### GOAL
Repeat the lines of the entries below verbatim, starting with the line that contains "- bar: [147, 428, 317, 447]" and going on through the line that contains "- y-tick-label: Mistura: [96, 144, 143, 161]", both included.
━━━━━━━━━━━━━━━━━━━━━━━━━━━━━━
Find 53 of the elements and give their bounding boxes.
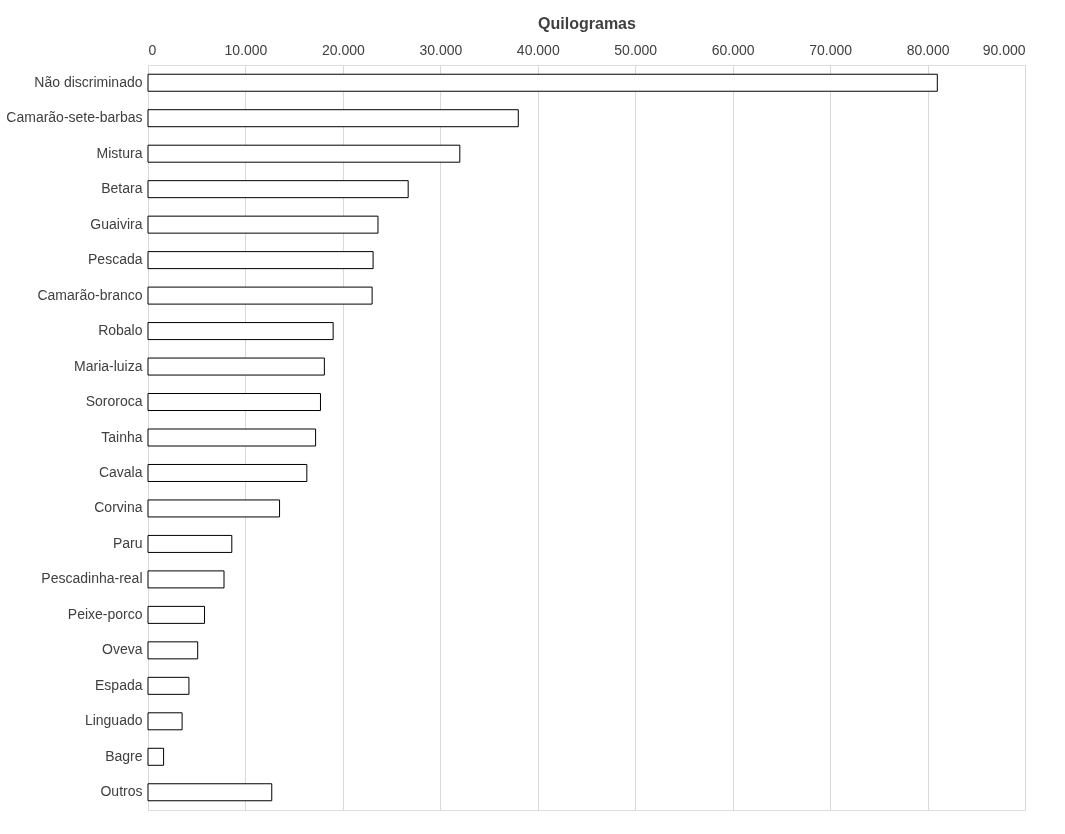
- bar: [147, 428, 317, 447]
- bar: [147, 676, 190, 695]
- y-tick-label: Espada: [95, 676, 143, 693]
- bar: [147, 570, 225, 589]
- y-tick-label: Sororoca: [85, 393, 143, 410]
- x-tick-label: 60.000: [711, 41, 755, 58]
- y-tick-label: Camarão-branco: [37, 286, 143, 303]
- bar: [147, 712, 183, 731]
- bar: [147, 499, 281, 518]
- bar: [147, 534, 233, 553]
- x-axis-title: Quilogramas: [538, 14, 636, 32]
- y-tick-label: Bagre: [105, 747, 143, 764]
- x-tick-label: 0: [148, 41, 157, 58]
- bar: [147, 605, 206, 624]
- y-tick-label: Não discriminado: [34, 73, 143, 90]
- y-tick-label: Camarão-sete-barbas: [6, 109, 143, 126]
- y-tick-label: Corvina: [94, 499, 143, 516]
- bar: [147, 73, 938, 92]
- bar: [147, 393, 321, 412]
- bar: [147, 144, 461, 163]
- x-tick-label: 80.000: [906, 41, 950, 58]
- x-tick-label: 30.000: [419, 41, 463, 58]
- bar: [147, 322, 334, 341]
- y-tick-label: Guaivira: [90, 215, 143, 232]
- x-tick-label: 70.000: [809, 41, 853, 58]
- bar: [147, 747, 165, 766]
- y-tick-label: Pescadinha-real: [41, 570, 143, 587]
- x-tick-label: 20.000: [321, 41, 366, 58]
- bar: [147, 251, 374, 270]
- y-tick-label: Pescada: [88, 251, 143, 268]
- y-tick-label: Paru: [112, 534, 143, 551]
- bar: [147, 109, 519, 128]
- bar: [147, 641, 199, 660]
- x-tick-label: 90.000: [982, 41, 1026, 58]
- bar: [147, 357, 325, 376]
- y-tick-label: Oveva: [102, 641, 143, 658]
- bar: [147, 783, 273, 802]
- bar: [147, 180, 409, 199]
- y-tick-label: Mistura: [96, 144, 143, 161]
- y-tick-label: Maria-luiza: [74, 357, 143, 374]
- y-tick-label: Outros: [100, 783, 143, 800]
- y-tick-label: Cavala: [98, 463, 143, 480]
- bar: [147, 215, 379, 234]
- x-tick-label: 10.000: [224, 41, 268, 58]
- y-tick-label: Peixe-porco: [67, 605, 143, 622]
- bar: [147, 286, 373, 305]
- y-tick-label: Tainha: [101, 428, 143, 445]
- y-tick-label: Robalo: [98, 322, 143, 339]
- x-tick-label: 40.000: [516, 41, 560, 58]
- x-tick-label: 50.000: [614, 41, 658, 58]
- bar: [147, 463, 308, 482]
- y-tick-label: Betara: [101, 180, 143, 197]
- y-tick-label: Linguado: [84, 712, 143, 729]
━━━━━━━━━━━━━━━━━━━━━━━━━━━━━━
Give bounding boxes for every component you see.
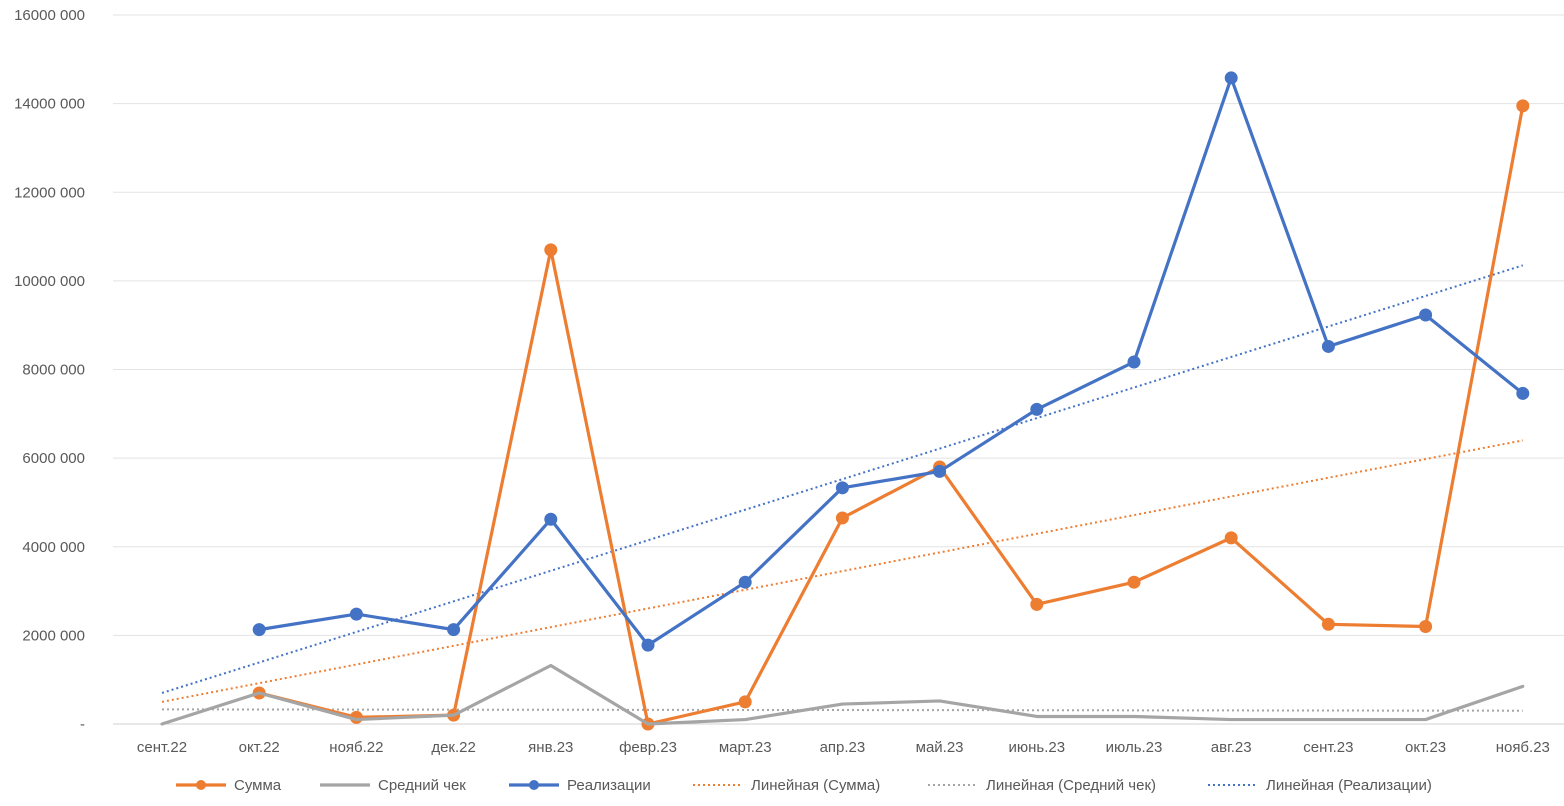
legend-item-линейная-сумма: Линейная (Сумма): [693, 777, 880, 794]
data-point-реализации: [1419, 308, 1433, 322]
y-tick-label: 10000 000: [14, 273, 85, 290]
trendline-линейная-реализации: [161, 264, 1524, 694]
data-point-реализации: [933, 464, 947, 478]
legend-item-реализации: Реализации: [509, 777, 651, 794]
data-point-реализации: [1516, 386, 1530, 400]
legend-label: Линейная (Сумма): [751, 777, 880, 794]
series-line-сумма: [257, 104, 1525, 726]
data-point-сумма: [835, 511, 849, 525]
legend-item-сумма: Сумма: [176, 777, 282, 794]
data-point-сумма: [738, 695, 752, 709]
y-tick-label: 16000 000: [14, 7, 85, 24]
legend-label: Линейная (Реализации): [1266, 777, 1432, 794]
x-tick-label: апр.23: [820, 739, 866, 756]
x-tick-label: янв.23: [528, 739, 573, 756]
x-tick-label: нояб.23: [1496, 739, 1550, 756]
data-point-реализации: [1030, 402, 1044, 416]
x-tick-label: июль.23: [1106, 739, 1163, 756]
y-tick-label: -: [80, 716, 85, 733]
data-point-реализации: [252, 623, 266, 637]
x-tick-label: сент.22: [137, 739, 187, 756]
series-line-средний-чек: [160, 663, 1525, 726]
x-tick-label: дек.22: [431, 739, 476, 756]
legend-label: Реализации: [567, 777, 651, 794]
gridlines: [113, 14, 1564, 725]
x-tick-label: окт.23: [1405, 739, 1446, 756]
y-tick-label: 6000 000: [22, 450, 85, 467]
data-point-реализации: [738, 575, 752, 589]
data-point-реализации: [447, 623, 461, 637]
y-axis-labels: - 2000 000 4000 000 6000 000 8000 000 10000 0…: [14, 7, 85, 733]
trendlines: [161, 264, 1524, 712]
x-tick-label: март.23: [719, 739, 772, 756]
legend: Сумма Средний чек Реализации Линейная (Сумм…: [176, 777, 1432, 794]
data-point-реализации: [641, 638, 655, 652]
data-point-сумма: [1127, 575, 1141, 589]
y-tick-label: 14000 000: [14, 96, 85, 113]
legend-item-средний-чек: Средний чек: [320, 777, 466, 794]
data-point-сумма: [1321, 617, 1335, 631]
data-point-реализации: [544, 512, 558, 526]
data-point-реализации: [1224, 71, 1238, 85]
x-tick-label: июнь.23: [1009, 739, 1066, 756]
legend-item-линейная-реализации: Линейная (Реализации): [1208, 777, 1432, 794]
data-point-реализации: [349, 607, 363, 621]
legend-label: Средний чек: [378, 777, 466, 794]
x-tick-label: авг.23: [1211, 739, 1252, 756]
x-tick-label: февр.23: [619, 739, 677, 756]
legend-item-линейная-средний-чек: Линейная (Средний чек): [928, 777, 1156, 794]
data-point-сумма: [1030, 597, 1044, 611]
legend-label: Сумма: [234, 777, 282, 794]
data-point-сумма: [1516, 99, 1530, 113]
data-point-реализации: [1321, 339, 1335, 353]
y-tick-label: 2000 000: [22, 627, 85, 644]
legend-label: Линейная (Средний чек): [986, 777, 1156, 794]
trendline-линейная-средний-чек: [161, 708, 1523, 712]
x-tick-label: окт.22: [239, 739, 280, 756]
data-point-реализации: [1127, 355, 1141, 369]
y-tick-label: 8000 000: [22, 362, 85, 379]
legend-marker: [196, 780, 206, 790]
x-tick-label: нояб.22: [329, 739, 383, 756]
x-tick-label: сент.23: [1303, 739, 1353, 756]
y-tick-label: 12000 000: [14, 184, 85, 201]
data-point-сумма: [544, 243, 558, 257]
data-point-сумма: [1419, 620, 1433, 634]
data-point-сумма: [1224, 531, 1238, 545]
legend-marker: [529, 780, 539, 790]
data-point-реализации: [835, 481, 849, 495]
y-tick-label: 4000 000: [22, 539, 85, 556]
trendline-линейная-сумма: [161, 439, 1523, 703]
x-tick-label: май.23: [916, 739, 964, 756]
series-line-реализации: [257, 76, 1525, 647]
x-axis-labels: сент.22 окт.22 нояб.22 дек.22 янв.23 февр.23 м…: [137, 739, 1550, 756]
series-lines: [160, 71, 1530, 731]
━━━━━━━━━━━━━━━━━━━━━━━━━━━━━━
### WORKED ANSWER
- bar: [147, 428, 317, 447]
- bar: [147, 676, 190, 695]
- y-tick-label: Espada: [95, 676, 143, 693]
- bar: [147, 570, 225, 589]
- y-tick-label: Sororoca: [85, 393, 143, 410]
- x-tick-label: 60.000: [711, 41, 755, 58]
- y-tick-label: Camarão-branco: [37, 286, 143, 303]
- bar: [147, 712, 183, 731]
- bar: [147, 499, 281, 518]
- bar: [147, 534, 233, 553]
- x-axis-title: Quilogramas: [538, 14, 636, 32]
- y-tick-label: Bagre: [105, 747, 143, 764]
- x-tick-label: 0: [148, 41, 157, 58]
- bar: [147, 605, 206, 624]
- y-tick-label: Não discriminado: [34, 73, 143, 90]
- y-tick-label: Camarão-sete-barbas: [6, 109, 143, 126]
- y-tick-label: Corvina: [94, 499, 143, 516]
- bar: [147, 73, 938, 92]
- bar: [147, 393, 321, 412]
- bar: [147, 144, 461, 163]
- x-tick-label: 80.000: [906, 41, 950, 58]
- x-tick-label: 30.000: [419, 41, 463, 58]
- bar: [147, 322, 334, 341]
- y-tick-label: Guaivira: [90, 215, 143, 232]
- x-tick-label: 70.000: [809, 41, 853, 58]
- bar: [147, 747, 165, 766]
- y-tick-label: Pescadinha-real: [41, 570, 143, 587]
- x-tick-label: 20.000: [321, 41, 366, 58]
- bar: [147, 251, 374, 270]
- y-tick-label: Pescada: [88, 251, 143, 268]
- y-tick-label: Paru: [112, 534, 143, 551]
- bar: [147, 109, 519, 128]
- bar: [147, 641, 199, 660]
- x-tick-label: 90.000: [982, 41, 1026, 58]
- bar: [147, 357, 325, 376]
- y-tick-label: Oveva: [102, 641, 143, 658]
- bar: [147, 783, 273, 802]
- bar: [147, 180, 409, 199]
- y-tick-label: Mistura: [96, 144, 143, 161]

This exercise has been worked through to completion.